- [Tugas yang Dikerjakan]:
Ubah bagian teks tentang Raden Husain mulai dari "Banyowi pada mulanya" sampai dengan "Pendiri Kesultanan Demak)." dengan mengganti "Raja Majapahit" menjadi "Prabu Majapahit", lalu tuliskan kembali bagian itu.

- [Teks Bacaan]:
○ ○ ○ ○ ○
Raden Husain (حســـــــــــــين) yang dalam pelafalan bahasa Jawa disebut Kusen dalam babad Tanah Jawi disebut sebagai anak dari Arya Damar seorang Adipati Palembang dengan seorang Istri asal Cina bernama Banyowi.
Banyowi pada mulanya merupakan Selir dari Raja Majapahit, kemudian sang Raja menghadiahkannya pada Adipatinya di Palembang.
Ketika Banyowi diserahkan ke Arya Damar diketahui bahwa Banyowi rupanya dalam keadaan mengandung anak dari Raja Majapahit (Brawijaya VI/Bre Kertabhumi). Anak Banyowi dan Brawijaya VI itu kemudian kelak dinamai Fatahilah (Raden Fatah Pendiri Kesultanan Demak).
Sementara itu hasil perkawinan Arya Damar dengan Banyowi melahirkan seorang putra yang diberi nama Husian, atau Raden Husain. Dengan demikian maka dapatlah dipahami Raden Fatah dan Raden Husain merupakan kakak beradik dari Bapak yang berbeda.
○ ○ ○ ○ ○
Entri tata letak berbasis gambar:
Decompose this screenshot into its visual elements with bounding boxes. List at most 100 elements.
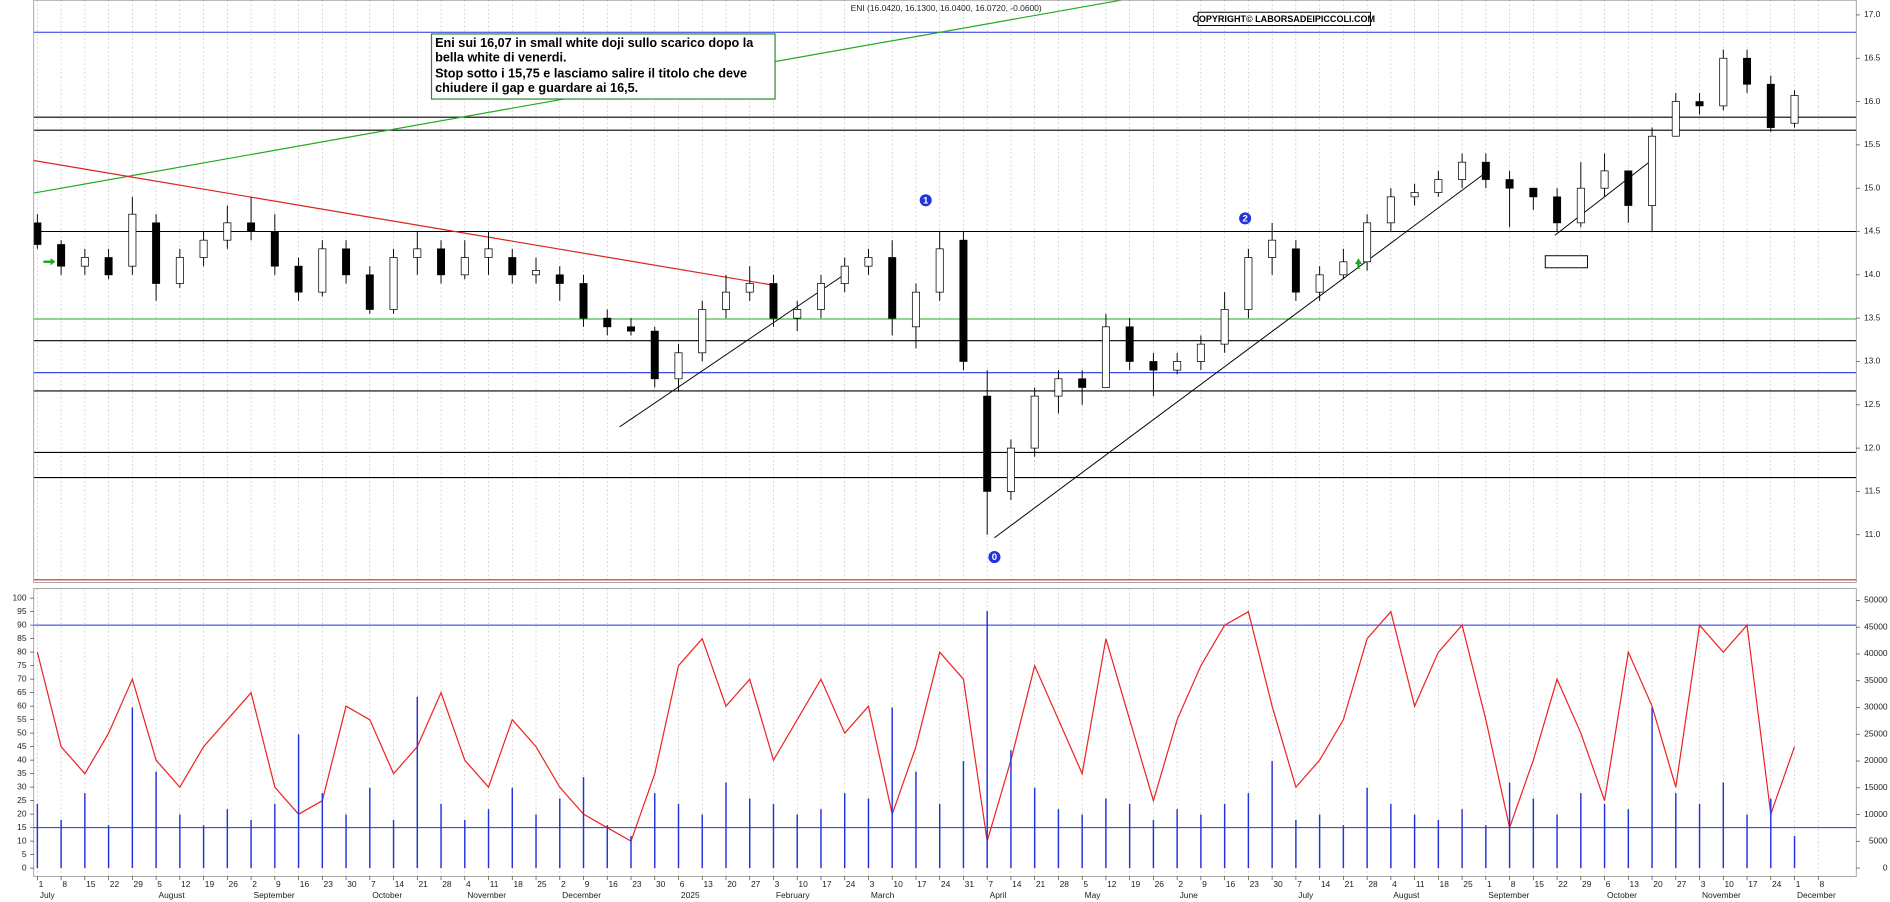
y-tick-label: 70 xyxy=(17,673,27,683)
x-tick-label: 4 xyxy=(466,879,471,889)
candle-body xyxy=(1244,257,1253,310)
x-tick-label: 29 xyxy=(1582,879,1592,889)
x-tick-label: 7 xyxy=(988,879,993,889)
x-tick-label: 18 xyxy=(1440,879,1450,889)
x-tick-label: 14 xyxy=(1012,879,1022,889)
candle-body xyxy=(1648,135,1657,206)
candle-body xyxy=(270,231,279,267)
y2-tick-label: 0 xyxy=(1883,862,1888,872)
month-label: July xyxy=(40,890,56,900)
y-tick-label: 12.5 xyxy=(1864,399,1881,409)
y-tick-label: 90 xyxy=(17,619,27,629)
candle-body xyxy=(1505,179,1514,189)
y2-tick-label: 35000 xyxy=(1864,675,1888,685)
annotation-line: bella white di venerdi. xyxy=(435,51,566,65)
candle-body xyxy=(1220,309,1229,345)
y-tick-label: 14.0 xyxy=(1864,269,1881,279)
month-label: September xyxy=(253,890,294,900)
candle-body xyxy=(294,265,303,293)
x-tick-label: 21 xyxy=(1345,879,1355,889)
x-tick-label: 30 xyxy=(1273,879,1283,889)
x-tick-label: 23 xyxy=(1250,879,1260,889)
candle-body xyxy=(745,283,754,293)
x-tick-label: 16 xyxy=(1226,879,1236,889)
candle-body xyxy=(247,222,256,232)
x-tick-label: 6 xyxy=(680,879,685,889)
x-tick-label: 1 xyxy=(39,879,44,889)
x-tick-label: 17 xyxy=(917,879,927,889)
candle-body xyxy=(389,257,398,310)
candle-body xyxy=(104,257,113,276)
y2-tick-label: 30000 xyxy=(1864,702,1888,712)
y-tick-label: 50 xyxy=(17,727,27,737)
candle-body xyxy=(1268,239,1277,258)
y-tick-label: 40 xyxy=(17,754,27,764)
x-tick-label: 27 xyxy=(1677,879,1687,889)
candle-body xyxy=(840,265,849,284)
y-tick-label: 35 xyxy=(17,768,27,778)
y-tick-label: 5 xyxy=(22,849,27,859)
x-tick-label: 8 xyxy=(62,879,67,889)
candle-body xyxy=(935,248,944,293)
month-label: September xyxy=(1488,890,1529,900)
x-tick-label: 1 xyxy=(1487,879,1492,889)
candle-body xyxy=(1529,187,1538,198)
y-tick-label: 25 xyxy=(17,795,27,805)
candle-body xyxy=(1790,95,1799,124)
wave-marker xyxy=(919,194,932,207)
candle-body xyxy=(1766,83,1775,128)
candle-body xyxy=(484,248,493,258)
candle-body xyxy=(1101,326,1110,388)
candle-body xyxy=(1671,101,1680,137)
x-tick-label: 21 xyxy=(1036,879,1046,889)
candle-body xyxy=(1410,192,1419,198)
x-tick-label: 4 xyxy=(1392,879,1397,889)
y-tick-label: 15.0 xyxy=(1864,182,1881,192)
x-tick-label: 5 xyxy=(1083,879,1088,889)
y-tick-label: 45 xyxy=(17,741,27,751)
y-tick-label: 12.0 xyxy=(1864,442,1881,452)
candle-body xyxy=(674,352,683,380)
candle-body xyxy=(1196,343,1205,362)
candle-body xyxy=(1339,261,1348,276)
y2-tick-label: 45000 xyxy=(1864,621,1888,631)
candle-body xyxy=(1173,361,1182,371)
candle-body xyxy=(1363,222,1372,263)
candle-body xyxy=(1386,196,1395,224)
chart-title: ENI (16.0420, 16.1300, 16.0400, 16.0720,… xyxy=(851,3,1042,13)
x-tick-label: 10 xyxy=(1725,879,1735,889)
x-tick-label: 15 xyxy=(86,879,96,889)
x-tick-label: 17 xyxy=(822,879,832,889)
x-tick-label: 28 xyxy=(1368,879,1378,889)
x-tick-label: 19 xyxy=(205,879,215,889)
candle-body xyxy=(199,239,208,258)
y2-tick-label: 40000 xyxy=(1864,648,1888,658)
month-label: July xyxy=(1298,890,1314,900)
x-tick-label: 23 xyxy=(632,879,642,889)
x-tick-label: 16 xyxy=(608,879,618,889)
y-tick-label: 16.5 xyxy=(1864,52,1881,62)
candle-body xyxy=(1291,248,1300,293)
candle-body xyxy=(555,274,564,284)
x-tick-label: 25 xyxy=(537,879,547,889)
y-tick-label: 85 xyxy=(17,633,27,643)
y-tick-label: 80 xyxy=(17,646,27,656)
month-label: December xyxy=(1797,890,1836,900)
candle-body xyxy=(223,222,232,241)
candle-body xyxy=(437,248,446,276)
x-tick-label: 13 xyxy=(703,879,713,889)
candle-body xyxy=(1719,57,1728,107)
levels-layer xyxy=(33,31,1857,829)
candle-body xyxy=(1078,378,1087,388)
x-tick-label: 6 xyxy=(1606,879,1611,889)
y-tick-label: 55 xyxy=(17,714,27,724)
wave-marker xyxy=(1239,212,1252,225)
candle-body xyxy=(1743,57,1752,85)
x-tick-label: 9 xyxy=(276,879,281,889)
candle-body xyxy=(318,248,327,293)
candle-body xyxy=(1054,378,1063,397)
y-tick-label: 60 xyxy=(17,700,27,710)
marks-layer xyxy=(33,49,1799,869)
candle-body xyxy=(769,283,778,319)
○ ○ ○ ○ ○
- [Jawaban]:
Banyowi pada mulanya merupakan Selir dari Prabu Majapahit, kemudian sang Raja menghadiahkannya pada Adipatinya di Palembang.
Ketika Banyowi diserahkan ke Arya Damar diketahui bahwa Banyowi rupanya dalam keadaan mengandung anak dari Prabu Majapahit (Brawijaya VI/Bre Kertabhumi). Anak Banyowi dan Brawijaya VI itu kemudian kelak dinamai Fatahilah (Raden Fatah Pendiri Kesultanan Demak).